***** WORKING DATA *****

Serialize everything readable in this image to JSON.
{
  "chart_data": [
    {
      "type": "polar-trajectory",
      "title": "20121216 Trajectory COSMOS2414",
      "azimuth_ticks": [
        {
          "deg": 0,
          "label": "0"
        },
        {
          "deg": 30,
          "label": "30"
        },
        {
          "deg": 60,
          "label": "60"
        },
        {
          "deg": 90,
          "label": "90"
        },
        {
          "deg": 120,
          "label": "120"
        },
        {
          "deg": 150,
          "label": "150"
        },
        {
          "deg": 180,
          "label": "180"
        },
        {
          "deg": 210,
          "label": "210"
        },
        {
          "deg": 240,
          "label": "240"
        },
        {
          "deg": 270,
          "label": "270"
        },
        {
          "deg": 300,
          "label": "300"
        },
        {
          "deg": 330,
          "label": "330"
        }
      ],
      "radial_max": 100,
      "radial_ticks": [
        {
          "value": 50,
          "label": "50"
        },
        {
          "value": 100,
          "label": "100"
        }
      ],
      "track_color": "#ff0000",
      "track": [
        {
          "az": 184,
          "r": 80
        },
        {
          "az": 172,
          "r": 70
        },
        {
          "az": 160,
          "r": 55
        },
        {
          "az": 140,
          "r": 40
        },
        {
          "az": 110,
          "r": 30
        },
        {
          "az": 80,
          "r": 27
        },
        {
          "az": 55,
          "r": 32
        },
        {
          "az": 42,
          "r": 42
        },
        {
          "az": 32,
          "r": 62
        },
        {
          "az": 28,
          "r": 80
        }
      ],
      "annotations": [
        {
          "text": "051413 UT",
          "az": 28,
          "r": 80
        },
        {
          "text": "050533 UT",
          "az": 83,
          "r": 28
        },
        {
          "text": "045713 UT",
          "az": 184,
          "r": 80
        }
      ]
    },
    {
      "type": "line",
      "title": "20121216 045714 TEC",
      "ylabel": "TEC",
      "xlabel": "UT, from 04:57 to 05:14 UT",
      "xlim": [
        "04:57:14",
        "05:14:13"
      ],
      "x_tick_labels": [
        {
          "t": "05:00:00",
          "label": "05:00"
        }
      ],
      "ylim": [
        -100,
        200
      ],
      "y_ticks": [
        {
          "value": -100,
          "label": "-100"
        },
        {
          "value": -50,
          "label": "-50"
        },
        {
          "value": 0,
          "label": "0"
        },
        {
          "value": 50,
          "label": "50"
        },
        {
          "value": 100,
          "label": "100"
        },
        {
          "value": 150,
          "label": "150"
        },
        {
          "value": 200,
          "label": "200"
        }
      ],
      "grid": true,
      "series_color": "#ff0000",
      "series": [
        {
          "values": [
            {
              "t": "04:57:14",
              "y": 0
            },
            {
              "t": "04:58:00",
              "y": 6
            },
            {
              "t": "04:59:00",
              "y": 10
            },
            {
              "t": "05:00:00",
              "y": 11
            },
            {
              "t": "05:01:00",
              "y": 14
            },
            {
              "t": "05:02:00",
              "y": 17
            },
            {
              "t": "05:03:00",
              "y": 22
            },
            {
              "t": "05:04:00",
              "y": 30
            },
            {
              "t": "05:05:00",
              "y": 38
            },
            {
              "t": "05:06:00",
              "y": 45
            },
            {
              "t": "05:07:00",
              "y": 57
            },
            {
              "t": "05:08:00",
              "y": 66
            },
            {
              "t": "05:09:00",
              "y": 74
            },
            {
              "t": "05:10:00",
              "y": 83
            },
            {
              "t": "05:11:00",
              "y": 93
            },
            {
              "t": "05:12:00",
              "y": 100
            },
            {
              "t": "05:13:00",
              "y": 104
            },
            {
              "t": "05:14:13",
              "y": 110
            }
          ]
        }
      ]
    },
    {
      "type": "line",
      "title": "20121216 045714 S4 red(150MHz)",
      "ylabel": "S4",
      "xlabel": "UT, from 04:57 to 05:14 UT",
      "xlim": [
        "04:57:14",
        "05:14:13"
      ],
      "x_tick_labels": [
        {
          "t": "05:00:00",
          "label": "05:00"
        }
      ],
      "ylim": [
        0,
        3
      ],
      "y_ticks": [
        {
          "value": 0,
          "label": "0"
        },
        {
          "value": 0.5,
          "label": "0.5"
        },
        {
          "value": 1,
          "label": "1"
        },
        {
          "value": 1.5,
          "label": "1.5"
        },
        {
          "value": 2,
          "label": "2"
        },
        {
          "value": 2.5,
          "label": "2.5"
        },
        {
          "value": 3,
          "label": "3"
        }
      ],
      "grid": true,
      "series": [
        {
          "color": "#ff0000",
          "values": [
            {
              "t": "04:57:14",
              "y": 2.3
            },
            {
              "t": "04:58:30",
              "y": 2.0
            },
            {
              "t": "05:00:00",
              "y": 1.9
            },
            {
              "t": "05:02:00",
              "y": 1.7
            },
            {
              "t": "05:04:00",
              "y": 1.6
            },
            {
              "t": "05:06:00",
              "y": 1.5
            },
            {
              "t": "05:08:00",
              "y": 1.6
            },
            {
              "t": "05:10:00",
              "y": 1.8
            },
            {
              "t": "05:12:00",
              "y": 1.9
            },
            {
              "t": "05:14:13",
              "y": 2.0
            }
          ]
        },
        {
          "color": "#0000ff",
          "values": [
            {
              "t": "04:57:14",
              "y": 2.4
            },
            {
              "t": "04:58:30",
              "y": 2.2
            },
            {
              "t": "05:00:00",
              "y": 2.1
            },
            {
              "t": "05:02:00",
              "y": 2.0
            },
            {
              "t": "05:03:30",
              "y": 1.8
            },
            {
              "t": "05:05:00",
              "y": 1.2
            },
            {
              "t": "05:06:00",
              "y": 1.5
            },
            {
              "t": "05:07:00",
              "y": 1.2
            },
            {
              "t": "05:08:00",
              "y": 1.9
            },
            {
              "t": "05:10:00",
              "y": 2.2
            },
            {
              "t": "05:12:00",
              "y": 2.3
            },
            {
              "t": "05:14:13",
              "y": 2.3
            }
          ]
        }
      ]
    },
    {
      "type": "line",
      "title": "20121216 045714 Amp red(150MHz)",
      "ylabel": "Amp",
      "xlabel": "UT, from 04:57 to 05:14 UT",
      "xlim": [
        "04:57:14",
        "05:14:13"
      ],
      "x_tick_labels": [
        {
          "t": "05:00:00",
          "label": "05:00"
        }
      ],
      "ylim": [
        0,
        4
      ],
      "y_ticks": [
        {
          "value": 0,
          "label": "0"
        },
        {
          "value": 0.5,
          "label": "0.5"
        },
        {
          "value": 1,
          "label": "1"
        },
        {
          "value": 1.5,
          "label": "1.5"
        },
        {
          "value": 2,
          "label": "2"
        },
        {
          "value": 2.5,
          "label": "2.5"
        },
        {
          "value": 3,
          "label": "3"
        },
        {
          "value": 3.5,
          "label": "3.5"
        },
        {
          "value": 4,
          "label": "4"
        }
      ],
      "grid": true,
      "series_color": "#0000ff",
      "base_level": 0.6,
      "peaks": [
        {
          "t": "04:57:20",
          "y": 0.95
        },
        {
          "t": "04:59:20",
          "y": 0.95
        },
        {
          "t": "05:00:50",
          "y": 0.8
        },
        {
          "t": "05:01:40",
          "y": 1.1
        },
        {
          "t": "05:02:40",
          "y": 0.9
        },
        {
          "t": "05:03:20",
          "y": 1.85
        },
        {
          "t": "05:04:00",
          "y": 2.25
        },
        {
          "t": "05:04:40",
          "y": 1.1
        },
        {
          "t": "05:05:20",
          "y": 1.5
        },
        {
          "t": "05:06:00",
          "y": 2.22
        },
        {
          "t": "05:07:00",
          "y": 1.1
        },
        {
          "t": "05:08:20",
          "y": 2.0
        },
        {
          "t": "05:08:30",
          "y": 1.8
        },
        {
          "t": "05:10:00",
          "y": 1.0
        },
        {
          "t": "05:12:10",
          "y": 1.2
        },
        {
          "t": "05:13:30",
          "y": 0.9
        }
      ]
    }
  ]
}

*****

#### [REQUIREMENT]
Scan the listing above. Collect all lines with the word "text".

#### [ANSWER TO THE TASK]
          "text": "051413 UT",
          "text": "050533 UT",
          "text": "045713 UT",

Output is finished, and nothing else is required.